» **WHAT TO PRODUCE**: Identify the lines that contain the string "text" and copy all of them.

Collected data
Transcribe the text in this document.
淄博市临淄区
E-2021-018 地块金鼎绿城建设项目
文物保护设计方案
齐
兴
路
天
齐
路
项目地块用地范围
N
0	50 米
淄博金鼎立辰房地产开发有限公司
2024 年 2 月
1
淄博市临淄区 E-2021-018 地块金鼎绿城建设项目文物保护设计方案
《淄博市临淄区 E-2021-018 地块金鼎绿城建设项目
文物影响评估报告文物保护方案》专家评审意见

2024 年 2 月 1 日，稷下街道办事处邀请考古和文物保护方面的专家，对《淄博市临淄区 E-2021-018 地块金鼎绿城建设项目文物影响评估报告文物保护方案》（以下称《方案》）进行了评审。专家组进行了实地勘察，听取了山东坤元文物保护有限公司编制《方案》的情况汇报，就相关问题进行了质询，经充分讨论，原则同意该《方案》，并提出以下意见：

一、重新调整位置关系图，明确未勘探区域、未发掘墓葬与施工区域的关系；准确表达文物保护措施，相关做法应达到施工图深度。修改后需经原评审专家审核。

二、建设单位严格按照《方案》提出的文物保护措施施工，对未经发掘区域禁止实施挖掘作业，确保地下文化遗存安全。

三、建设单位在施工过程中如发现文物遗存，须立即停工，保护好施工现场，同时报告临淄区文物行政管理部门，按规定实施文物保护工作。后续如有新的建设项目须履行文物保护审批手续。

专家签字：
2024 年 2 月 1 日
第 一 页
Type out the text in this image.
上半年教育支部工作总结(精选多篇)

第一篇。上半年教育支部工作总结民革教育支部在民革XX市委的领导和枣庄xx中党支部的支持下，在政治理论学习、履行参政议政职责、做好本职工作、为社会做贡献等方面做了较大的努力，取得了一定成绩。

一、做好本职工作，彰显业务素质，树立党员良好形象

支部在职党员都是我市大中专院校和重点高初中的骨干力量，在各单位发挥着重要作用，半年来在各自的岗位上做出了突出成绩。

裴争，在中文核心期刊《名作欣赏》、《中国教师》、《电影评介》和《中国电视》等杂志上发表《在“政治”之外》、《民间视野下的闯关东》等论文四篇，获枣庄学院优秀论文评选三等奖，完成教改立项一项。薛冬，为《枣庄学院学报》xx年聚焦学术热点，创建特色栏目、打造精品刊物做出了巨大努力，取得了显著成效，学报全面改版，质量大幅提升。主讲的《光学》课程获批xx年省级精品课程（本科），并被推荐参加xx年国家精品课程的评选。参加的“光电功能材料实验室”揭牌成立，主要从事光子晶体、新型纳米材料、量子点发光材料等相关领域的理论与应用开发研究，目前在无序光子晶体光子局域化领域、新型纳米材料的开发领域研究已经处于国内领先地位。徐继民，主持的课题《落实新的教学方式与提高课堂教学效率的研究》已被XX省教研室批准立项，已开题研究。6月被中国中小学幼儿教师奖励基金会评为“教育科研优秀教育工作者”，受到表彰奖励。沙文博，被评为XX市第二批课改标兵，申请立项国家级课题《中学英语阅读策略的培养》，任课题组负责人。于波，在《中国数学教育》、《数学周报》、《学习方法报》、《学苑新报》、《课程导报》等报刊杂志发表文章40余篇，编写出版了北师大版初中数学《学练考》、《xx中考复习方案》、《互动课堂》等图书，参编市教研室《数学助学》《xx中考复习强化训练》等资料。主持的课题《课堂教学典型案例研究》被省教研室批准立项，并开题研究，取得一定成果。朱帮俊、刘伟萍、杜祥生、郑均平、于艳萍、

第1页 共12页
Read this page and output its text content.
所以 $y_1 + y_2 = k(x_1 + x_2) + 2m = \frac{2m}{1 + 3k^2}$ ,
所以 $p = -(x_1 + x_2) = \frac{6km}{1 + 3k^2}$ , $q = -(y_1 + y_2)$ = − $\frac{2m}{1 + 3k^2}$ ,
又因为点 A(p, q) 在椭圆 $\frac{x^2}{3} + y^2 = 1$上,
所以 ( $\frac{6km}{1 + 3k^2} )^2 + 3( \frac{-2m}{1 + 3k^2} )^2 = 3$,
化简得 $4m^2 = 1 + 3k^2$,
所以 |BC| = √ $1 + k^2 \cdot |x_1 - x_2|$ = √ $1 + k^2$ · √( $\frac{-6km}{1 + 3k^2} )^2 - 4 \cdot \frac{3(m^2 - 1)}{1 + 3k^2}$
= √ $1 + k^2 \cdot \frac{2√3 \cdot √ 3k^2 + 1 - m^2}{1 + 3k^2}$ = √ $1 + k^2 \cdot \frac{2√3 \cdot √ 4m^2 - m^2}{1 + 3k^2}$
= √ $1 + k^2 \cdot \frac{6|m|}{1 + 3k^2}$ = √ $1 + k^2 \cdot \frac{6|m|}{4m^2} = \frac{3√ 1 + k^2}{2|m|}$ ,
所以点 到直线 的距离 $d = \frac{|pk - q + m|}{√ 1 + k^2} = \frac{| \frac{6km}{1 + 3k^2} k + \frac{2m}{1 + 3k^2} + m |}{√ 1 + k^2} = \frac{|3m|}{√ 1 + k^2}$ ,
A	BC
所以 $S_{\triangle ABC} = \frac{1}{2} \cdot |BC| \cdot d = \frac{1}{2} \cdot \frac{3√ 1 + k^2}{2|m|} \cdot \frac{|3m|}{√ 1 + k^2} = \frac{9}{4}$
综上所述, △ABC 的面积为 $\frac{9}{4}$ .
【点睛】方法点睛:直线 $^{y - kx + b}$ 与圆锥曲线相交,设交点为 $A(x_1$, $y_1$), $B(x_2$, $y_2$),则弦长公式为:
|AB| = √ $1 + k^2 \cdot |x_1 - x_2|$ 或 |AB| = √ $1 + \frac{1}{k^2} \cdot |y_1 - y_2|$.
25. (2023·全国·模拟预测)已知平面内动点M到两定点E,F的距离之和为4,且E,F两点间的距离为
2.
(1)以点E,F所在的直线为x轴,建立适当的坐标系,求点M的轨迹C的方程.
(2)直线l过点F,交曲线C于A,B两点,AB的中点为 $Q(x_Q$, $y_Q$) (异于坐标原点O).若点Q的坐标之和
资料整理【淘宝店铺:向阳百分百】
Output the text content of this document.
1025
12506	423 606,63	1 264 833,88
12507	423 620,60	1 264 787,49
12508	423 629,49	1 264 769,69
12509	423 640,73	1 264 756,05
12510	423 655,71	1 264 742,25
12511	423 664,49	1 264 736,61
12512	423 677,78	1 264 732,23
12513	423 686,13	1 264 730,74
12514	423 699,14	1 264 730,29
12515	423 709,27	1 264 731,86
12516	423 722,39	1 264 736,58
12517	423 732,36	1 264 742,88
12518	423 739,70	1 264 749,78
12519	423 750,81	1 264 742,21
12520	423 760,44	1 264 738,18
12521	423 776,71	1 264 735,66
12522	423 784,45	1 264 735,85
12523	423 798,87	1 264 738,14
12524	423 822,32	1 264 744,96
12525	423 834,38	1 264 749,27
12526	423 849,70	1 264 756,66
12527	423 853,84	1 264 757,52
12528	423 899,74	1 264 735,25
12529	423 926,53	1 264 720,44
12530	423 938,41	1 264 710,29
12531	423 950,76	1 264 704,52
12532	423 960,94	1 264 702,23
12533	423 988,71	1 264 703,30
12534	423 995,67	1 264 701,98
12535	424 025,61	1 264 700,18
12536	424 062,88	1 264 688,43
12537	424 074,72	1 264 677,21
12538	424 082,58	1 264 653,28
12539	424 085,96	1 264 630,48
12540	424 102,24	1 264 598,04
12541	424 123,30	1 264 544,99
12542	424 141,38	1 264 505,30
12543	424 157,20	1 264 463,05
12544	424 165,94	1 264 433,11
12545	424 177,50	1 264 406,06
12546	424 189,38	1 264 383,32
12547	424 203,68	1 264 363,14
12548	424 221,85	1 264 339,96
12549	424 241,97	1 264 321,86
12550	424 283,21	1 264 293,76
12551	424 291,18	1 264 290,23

» **RESPONSE TO THE EXERCISE**:
Transcribe the text in this document.
Type out the text in this image.
Read this page and output its text content.
Output the text content of this document.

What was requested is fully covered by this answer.